**WHAT IS BEING ASKED**
Reproduce the data exactly.

[Dataset rows]

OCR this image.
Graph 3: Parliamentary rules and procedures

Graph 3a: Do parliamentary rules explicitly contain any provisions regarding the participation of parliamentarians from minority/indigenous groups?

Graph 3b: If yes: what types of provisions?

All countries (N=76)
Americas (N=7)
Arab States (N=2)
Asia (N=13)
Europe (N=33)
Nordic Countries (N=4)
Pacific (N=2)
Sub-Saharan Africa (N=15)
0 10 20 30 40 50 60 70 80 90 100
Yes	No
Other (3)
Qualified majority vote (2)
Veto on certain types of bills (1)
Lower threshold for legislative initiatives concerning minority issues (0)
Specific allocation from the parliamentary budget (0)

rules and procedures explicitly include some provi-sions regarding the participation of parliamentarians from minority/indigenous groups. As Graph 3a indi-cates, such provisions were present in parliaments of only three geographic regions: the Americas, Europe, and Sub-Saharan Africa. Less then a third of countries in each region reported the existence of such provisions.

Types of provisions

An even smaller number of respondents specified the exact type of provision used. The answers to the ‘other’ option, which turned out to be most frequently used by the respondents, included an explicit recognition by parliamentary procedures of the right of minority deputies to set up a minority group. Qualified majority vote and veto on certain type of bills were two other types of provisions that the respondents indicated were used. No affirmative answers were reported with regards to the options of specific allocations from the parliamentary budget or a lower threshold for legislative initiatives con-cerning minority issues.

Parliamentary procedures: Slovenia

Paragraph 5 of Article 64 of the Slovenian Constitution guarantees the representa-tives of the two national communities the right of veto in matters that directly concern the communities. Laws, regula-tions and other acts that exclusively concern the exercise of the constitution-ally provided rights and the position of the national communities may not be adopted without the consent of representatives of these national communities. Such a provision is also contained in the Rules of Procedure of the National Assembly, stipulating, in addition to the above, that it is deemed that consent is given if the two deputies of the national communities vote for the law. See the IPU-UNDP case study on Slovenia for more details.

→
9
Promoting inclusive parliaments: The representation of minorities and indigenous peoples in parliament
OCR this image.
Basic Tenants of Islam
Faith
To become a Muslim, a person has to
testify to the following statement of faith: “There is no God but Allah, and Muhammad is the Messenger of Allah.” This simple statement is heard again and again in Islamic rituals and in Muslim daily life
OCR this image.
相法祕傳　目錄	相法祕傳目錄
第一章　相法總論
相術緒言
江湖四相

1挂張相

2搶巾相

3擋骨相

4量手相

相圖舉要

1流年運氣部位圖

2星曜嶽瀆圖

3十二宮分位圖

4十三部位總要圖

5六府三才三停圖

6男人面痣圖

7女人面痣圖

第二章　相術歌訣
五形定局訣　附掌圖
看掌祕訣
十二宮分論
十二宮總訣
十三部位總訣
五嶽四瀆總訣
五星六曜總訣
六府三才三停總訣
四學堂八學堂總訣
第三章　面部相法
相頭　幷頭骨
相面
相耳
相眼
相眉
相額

**FINAL ANSWER**
OCR this image.
Graph 3: Parliamentary rules and procedures

Graph 3a: Do parliamentary rules explicitly contain any provisions regarding the participation of parliamentarians from minority/indigenous groups?

Graph 3b: If yes: what types of provisions?

All countries (N=76)
Americas (N=7)
Arab States (N=2)
Asia (N=13)
Europe (N=33)
Nordic Countries (N=4)
Pacific (N=2)
Sub-Saharan Africa (N=15)
0 10 20 30 40 50 60 70 80 90 100
Yes	No
Other (3)
Qualified majority vote (2)
Veto on certain types of bills (1)
Lower threshold for legislative initiatives concerning minority issues (0)
Specific allocation from the parliamentary budget (0)

rules and procedures explicitly include some provi-sions regarding the participation of parliamentarians from minority/indigenous groups. As Graph 3a indi-cates, such provisions were present in parliaments of only three geographic regions: the Americas, Europe, and Sub-Saharan Africa. Less then a third of countries in each region reported the existence of such provisions.

Types of provisions

An even smaller number of respondents specified the exact type of provision used. The answers to the ‘other’ option, which turned out to be most frequently used by the respondents, included an explicit recognition by parliamentary procedures of the right of minority deputies to set up a minority group. Qualified majority vote and veto on certain type of bills were two other types of provisions that the respondents indicated were used. No affirmative answers were reported with regards to the options of specific allocations from the parliamentary budget or a lower threshold for legislative initiatives con-cerning minority issues.

Parliamentary procedures: Slovenia

Paragraph 5 of Article 64 of the Slovenian Constitution guarantees the representa-tives of the two national communities the right of veto in matters that directly concern the communities. Laws, regula-tions and other acts that exclusively concern the exercise of the constitution-ally provided rights and the position of the national communities may not be adopted without the consent of representatives of these national communities. Such a provision is also contained in the Rules of Procedure of the National Assembly, stipulating, in addition to the above, that it is deemed that consent is given if the two deputies of the national communities vote for the law. See the IPU-UNDP case study on Slovenia for more details.

→
9
Promoting inclusive parliaments: The representation of minorities and indigenous peoples in parliament
OCR this image.
Basic Tenants of Islam
Faith
To become a Muslim, a person has to
testify to the following statement of faith: “There is no God but Allah, and Muhammad is the Messenger of Allah.” This simple statement is heard again and again in Islamic rituals and in Muslim daily life
OCR this image.
相法祕傳　目錄	相法祕傳目錄
第一章　相法總論
相術緒言
江湖四相

1挂張相

2搶巾相

3擋骨相

4量手相

相圖舉要

1流年運氣部位圖

2星曜嶽瀆圖

3十二宮分位圖

4十三部位總要圖

5六府三才三停圖

6男人面痣圖

7女人面痣圖

第二章　相術歌訣
五形定局訣　附掌圖
看掌祕訣
十二宮分論
十二宮總訣
十三部位總訣
五嶽四瀆總訣
五星六曜總訣
六府三才三停總訣
四學堂八學堂總訣
第三章　面部相法
相頭　幷頭骨
相面
相耳
相眼
相眉
相額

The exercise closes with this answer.